• **EXERCISE GOAL**:
Return all lines that include the string "this".

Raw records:
>>>>

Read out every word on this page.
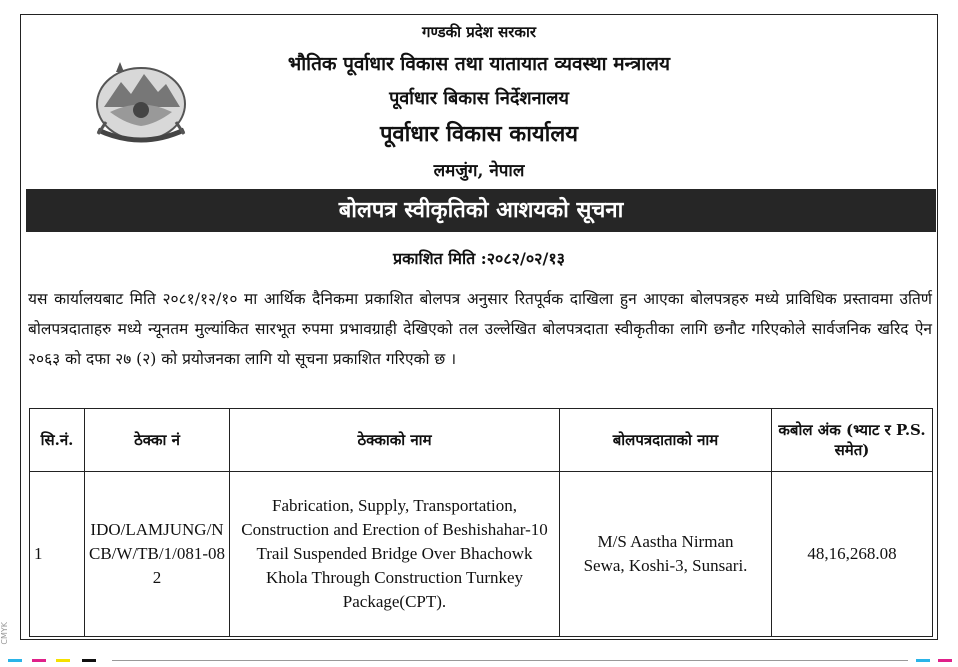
गण्डकी प्रदेश सरकार
भौतिक पूर्वाधार विकास तथा यातायात व्यवस्था मन्त्रालय
पूर्वाधार बिकास निर्देशनालय
पूर्वाधार विकास कार्यालय
लमजुंग, नेपाल
बोलपत्र स्वीकृतिको आशयको सूचना
प्रकाशित मिति :२०८२/०२/१३
यस कार्यालयबाट मिति २०८१/१२/१० मा आर्थिक दैनिकमा प्रकाशित बोलपत्र अनुसार रितपूर्वक दाखिला हुन आएका बोलपत्रहरु मध्ये प्राविधिक प्रस्तावमा उतिर्ण बोलपत्रदाताहरु मध्ये न्यूनतम मुल्यांकित सारभूत रुपमा प्रभावग्राही देखिएको तल उल्लेखित बोलपत्रदाता स्वीकृतीका लागि छनौट गरिएकोले सार्वजनिक खरिद ऐन २०६३ को दफा २७ (२) को प्रयोजनका लागि यो सूचना प्रकाशित गरिएको छ ।
सि.नं.	ठेक्का नं	ठेक्काको नाम	बोलपत्रदाताको नाम	कबोल अंक (भ्याट र P.S. समेत)
1	IDO/LAMJUNG/NCB/W/TB/1/081-082	Fabrication, Supply, Transportation, Construction and Erection of Beshishahar-10 Trail Suspended Bridge Over Bhachowk Khola Through Construction Turnkey Package(CPT).	M/S Aastha Nirman Sewa, Koshi-3, Sunsari.	48,16,268.08
CMYK
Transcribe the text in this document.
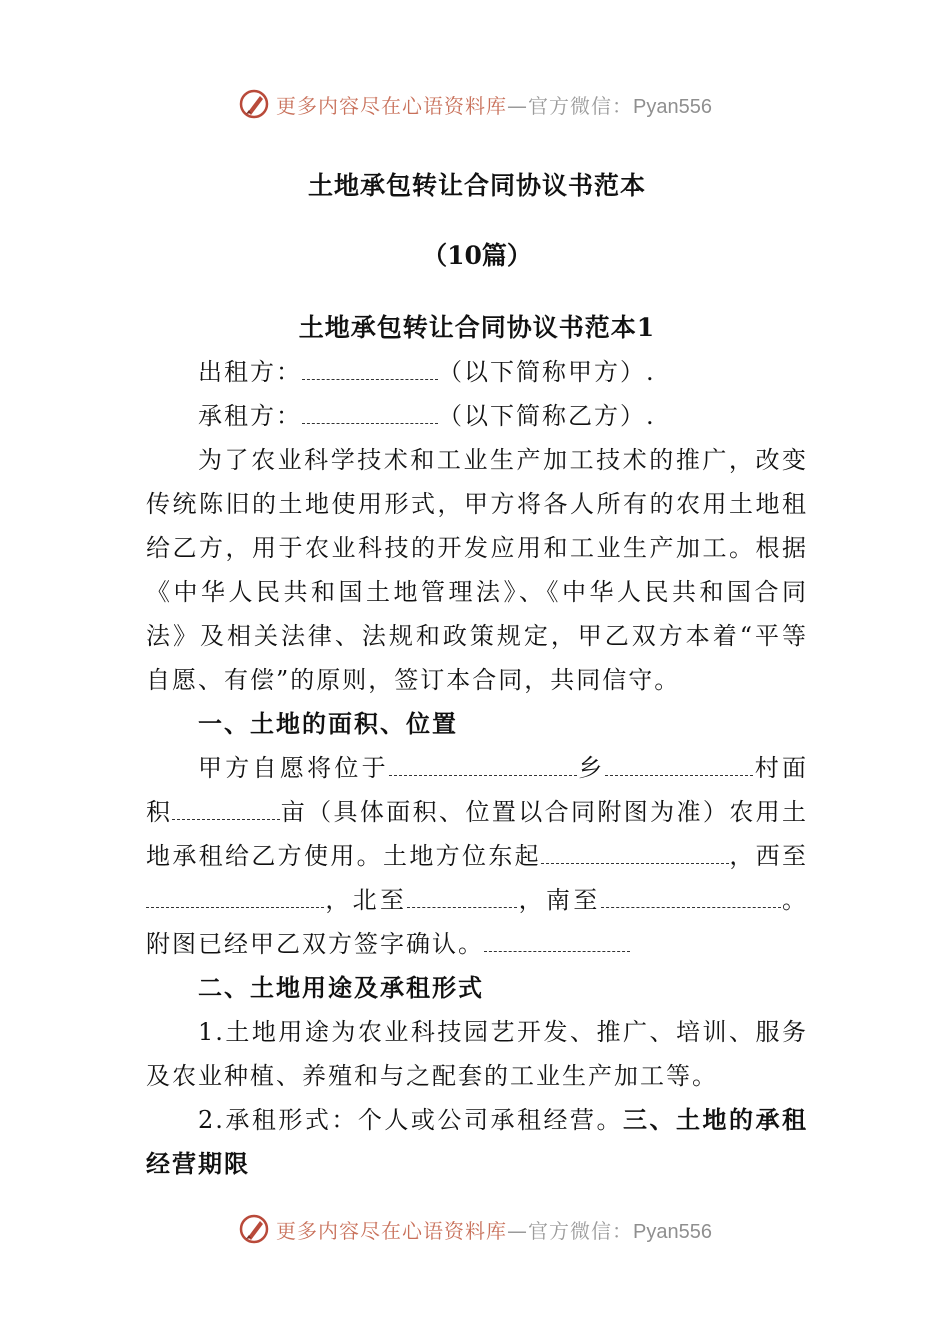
更多内容尽在心语资料库—官方微信：Pyan556
土地承包转让合同协议书范本
（10篇）
土地承包转让合同协议书范本1

出租方：	（以下简称甲方）.

承租方：	（以下简称乙方）.

为了农业科学技术和工业生产加工技术的推广，改变传统陈旧的土地使用形式，甲方将各人所有的农用土地租给乙方，用于农业科技的开发应用和工业生产加工。根据《中华人民共和国土地管理法》、《中华人民共和国合同法》及相关法律、法规和政策规定，甲乙双方本着“平等自愿、有偿”的原则，签订本合同，共同信守。

一、土地的面积、位置

甲方自愿将位于	乡	村面积	亩（具体面积、位置以合同附图为准）农用土地承租给乙方使用。土地方位东起	，西至，北至	，南至	。附图已经甲乙双方签字确认。

二、土地用途及承租形式

1.土地用途为农业科技园艺开发、推广、培训、服务及农业种植、养殖和与之配套的工业生产加工等。

2.承租形式：个人或公司承租经营。三、土地的承租经营期限

更多内容尽在心语资料库—官方微信：Pyan556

<<<<

• **OUTPUT OF THE TASK**:
Read out every word on this page.
Transcribe the text in this document.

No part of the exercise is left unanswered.